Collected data
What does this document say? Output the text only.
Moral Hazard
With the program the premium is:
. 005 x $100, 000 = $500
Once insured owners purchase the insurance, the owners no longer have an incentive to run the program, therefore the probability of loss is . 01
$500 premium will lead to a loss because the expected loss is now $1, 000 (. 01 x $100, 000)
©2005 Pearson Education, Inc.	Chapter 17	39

## [Short exercise]
Restate the data above word for word, please.

## [Output for this exercise]
What does this document say? Output the text only.
Moral Hazard
With the program the premium is:
. 005 x $100, 000 = $500
Once insured owners purchase the insurance, the owners no longer have an incentive to run the program, therefore the probability of loss is . 01
$500 premium will lead to a loss because the expected loss is now $1, 000 (. 01 x $100, 000)
©2005 Pearson Education, Inc.	Chapter 17	39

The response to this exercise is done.